(Short exercise): Write out the listing below without alteration, omitting its pictures.

━━━━━ Extracted records ━━━━━

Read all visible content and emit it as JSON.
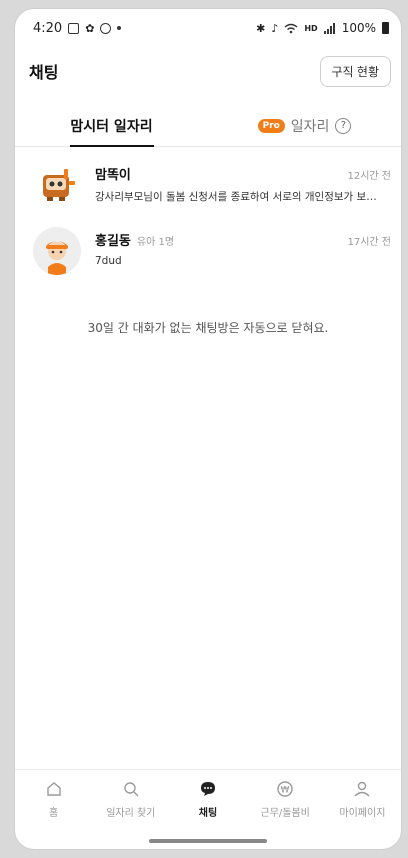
{
  "status_bar": {
    "time": "4:20",
    "right_text": "100%",
    "icons": [
      "gallery-icon",
      "leaf-icon",
      "circle-icon",
      "dot-icon",
      "bluetooth-icon",
      "mute-icon",
      "wifi-icon",
      "hd-icon",
      "signal-icon",
      "battery-icon"
    ]
  },
  "header": {
    "title": "채팅",
    "job_status_button": "구직 현황"
  },
  "tabs": [
    {
      "label": "맘시터 일자리",
      "active": true
    },
    {
      "label": "일자리",
      "badge": "Pro",
      "active": false
    }
  ],
  "chats": [
    {
      "name": "맘똑이",
      "sub": "",
      "time": "12시간 전",
      "message": "강사리부모님이 돌봄 신청서를 종료하여 서로의 개인정보가 보이지 않아요"
    },
    {
      "name": "홍길동",
      "sub": "유아 1명",
      "time": "17시간 전",
      "message": "7dud"
    }
  ],
  "notice": "30일 간 대화가 없는 채팅방은 자동으로 닫혀요.",
  "bottom_nav": [
    {
      "label": "홈",
      "icon": "home-icon",
      "active": false
    },
    {
      "label": "일자리 찾기",
      "icon": "search-icon",
      "active": false
    },
    {
      "label": "채팅",
      "icon": "chat-icon",
      "active": true
    },
    {
      "label": "근무/돌봄비",
      "icon": "won-icon",
      "active": false
    },
    {
      "label": "마이페이지",
      "icon": "person-icon",
      "active": false
    }
  ],
  "colors": {
    "accent": "#f07d1a",
    "text": "#222222",
    "muted": "#999999"
  }
}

━━━━━

(Full solution):
Read all visible content and emit it as JSON.
{
  "status_bar": {
    "time": "4:20",
    "right_text": "100%",
    "icons": [
      "gallery-icon",
      "leaf-icon",
      "circle-icon",
      "dot-icon",
      "bluetooth-icon",
      "mute-icon",
      "wifi-icon",
      "hd-icon",
      "signal-icon",
      "battery-icon"
    ]
  },
  "header": {
    "title": "채팅",
    "job_status_button": "구직 현황"
  },
  "tabs": [
    {
      "label": "맘시터 일자리",
      "active": true
    },
    {
      "label": "일자리",
      "badge": "Pro",
      "active": false
    }
  ],
  "chats": [
    {
      "name": "맘똑이",
      "sub": "",
      "time": "12시간 전",
      "message": "강사리부모님이 돌봄 신청서를 종료하여 서로의 개인정보가 보이지 않아요"
    },
    {
      "name": "홍길동",
      "sub": "유아 1명",
      "time": "17시간 전",
      "message": "7dud"
    }
  ],
  "notice": "30일 간 대화가 없는 채팅방은 자동으로 닫혀요.",
  "bottom_nav": [
    {
      "label": "홈",
      "icon": "home-icon",
      "active": false
    },
    {
      "label": "일자리 찾기",
      "icon": "search-icon",
      "active": false
    },
    {
      "label": "채팅",
      "icon": "chat-icon",
      "active": true
    },
    {
      "label": "근무/돌봄비",
      "icon": "won-icon",
      "active": false
    },
    {
      "label": "마이페이지",
      "icon": "person-icon",
      "active": false
    }
  ],
  "colors": {
    "accent": "#f07d1a",
    "text": "#222222",
    "muted": "#999999"
  }
}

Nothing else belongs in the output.